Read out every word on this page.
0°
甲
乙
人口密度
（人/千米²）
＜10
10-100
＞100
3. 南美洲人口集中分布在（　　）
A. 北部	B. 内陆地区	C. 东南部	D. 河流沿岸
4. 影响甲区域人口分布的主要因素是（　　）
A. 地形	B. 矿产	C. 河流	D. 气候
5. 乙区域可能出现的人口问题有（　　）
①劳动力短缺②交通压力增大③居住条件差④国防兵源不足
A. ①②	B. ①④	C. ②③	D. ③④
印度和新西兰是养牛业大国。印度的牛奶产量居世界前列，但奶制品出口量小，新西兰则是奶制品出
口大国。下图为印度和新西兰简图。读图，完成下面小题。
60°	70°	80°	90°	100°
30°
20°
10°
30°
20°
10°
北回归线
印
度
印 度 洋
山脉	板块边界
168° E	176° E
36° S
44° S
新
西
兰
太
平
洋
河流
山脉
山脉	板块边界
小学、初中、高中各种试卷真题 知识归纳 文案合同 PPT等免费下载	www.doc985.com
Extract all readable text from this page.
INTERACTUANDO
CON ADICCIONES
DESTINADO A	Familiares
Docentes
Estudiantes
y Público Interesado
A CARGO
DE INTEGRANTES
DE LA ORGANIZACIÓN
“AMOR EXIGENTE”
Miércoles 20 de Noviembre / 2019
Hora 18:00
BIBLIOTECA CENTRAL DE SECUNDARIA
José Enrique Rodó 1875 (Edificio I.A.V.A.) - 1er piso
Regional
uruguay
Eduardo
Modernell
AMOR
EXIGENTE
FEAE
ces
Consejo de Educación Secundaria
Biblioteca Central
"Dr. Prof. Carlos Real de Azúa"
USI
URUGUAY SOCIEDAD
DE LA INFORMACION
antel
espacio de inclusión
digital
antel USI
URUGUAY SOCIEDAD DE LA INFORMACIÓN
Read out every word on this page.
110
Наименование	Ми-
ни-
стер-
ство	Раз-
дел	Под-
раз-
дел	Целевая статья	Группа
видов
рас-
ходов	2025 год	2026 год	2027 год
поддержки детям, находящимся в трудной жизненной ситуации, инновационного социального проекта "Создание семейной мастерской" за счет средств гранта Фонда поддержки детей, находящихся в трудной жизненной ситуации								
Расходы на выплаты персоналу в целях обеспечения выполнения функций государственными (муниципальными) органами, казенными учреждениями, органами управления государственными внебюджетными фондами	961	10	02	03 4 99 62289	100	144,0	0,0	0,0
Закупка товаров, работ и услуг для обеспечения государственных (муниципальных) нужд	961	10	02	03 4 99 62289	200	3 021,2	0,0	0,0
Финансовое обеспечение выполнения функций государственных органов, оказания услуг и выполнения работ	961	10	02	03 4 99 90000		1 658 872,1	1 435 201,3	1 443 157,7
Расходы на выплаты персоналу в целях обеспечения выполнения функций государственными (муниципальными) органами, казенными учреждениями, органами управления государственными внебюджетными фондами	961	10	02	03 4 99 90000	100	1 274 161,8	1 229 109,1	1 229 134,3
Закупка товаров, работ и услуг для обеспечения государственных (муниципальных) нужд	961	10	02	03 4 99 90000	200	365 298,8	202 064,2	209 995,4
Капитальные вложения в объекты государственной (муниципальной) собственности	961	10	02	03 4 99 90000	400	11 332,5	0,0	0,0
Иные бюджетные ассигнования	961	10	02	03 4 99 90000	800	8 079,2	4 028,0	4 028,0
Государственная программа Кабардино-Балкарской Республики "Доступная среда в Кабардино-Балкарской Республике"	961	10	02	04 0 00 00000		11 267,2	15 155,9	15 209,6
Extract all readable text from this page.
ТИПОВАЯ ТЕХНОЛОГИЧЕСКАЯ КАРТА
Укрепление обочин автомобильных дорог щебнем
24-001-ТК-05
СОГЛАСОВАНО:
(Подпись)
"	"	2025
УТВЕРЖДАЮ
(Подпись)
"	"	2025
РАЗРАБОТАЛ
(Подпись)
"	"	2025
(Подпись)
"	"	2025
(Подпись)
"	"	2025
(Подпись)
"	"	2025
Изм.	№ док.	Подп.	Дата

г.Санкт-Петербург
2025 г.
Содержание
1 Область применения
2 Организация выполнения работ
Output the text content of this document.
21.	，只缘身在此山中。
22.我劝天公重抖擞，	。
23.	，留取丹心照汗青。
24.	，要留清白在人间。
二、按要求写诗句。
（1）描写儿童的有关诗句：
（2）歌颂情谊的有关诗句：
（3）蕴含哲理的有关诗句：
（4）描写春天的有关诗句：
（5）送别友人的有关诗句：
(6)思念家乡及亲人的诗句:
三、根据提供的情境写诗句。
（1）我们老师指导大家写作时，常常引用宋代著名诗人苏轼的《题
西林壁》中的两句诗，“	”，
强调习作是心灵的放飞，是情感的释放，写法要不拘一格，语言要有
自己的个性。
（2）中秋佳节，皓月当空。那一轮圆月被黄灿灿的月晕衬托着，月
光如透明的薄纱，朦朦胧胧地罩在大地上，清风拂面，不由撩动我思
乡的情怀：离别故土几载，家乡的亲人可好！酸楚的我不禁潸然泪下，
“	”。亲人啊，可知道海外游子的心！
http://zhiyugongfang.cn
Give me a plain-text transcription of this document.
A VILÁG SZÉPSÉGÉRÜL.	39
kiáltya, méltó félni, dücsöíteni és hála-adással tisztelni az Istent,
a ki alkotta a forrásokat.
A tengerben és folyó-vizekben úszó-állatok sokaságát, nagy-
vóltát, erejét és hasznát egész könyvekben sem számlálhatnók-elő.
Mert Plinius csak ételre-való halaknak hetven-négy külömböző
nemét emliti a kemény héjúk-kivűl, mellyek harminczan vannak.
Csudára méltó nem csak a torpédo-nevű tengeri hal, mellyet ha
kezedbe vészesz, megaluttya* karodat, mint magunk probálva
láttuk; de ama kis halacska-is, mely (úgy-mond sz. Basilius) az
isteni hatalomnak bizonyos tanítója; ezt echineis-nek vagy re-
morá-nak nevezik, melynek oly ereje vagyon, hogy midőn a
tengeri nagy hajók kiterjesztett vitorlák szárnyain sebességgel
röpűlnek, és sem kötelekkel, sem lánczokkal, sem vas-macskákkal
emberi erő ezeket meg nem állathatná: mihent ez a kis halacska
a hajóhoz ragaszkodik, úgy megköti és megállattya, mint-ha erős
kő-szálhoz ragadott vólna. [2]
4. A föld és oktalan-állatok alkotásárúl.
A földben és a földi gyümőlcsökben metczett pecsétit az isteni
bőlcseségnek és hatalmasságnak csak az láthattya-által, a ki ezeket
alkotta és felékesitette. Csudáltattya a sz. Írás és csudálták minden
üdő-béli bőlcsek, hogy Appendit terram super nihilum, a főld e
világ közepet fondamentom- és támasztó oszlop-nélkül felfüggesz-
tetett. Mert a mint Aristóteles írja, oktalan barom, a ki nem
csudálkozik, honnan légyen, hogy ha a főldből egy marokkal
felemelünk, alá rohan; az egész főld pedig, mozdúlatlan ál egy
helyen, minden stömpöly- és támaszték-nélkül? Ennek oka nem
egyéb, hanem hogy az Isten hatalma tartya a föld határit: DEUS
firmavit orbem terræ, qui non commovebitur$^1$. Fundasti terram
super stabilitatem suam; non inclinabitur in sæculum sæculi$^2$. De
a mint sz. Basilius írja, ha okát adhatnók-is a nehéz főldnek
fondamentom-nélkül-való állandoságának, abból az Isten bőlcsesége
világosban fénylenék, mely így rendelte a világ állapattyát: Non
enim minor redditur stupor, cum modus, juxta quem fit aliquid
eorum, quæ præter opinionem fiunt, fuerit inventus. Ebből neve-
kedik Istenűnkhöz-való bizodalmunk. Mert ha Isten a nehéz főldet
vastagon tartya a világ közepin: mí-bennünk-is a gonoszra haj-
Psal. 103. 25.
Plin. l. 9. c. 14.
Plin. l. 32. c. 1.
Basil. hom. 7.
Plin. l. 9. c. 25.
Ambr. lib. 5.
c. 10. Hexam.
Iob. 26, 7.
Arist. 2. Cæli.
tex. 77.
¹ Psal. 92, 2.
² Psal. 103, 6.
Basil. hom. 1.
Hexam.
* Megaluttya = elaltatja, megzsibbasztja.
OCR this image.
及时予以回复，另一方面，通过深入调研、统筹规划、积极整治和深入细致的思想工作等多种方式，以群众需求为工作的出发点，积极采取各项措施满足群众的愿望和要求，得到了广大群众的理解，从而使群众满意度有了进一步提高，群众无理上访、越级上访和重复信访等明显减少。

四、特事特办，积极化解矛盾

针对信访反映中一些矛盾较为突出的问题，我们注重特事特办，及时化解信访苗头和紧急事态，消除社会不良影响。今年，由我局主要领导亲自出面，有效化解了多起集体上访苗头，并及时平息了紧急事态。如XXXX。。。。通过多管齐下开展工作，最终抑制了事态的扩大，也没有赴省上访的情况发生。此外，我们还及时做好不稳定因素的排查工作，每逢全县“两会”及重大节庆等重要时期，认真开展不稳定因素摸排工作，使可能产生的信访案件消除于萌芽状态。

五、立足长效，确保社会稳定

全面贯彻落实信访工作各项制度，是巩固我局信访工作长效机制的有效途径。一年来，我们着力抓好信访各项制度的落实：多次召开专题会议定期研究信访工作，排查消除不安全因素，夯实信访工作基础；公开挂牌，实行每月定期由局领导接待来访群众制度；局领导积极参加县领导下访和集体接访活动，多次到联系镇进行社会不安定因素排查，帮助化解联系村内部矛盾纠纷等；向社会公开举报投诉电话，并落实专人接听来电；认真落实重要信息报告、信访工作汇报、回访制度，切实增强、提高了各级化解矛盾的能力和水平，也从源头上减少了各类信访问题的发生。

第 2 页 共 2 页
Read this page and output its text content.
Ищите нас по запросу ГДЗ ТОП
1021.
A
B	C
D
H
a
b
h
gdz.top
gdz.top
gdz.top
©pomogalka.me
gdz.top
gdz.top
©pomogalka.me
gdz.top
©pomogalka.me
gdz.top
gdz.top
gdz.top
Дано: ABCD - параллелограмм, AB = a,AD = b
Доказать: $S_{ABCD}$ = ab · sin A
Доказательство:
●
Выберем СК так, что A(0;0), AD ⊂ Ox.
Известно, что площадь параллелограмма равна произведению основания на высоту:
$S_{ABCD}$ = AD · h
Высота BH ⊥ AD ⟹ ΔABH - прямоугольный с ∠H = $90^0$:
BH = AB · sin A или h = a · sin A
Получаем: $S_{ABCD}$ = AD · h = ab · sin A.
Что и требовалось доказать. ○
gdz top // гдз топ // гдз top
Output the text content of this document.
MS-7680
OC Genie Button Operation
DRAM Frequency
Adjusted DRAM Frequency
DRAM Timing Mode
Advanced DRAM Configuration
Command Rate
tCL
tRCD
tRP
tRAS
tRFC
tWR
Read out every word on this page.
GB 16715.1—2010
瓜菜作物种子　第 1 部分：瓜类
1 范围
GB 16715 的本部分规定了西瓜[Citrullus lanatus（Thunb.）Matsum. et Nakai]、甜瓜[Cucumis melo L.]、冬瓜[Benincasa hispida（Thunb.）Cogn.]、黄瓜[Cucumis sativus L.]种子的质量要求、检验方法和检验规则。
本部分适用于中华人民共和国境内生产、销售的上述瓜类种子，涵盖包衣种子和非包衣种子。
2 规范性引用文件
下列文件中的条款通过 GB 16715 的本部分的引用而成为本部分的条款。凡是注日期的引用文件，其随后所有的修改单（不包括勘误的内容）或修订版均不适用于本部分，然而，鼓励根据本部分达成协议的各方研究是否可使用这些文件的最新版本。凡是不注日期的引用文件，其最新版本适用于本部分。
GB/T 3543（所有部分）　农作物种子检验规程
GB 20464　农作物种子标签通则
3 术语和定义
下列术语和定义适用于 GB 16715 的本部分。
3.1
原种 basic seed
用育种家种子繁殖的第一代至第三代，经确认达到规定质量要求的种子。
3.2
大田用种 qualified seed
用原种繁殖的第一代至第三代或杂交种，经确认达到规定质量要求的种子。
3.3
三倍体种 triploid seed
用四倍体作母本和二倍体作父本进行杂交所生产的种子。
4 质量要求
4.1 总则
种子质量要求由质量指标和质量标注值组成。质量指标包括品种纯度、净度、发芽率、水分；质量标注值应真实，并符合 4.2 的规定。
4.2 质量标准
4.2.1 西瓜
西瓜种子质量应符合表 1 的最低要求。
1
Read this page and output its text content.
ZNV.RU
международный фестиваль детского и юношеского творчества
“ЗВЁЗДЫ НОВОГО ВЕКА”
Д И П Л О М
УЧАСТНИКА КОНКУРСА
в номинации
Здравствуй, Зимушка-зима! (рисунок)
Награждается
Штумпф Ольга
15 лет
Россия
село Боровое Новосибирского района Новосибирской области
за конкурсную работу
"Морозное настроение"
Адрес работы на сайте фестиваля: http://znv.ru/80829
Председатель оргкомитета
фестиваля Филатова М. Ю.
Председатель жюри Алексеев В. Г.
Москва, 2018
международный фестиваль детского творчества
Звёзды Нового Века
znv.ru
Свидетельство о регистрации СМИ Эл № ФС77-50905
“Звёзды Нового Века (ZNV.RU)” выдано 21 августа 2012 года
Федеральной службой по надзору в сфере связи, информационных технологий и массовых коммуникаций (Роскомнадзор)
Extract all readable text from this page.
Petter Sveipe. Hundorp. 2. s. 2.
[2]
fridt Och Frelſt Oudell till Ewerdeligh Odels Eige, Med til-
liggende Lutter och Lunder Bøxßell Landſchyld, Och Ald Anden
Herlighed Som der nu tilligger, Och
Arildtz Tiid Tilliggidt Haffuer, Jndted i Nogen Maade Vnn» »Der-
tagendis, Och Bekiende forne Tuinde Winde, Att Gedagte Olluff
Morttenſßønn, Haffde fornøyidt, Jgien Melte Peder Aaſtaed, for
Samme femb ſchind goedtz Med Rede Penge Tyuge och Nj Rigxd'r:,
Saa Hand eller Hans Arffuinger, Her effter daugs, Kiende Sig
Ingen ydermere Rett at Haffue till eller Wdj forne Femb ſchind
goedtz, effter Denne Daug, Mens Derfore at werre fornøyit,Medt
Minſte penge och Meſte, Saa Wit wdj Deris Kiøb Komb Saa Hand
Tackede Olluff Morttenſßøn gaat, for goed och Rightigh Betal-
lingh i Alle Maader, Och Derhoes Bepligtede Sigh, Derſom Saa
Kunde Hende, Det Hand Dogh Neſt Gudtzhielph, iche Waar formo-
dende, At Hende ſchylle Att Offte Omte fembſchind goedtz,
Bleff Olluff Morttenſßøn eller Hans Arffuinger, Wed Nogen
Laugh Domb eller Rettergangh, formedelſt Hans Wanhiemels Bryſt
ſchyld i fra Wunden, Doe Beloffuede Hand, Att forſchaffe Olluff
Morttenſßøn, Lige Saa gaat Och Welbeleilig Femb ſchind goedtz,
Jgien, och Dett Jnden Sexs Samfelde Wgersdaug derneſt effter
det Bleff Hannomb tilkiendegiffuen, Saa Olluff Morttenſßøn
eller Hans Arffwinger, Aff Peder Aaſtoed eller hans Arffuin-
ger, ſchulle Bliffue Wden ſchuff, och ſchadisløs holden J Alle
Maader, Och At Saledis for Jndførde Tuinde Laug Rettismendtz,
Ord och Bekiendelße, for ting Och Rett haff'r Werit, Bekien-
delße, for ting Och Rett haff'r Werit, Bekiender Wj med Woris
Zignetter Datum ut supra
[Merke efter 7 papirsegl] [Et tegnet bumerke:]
————
- _WHAT IS REQUIRED_: In the lines above, find each one with "Peder" and list it.

- _CORRECT OUTPUT_:
Morttenſßønn, Haffde fornøyidt, Jgien Melte Peder Aaſtaed, for
eller Hans Arffwinger, Aff Peder Aaſtoed eller hans Arffuin-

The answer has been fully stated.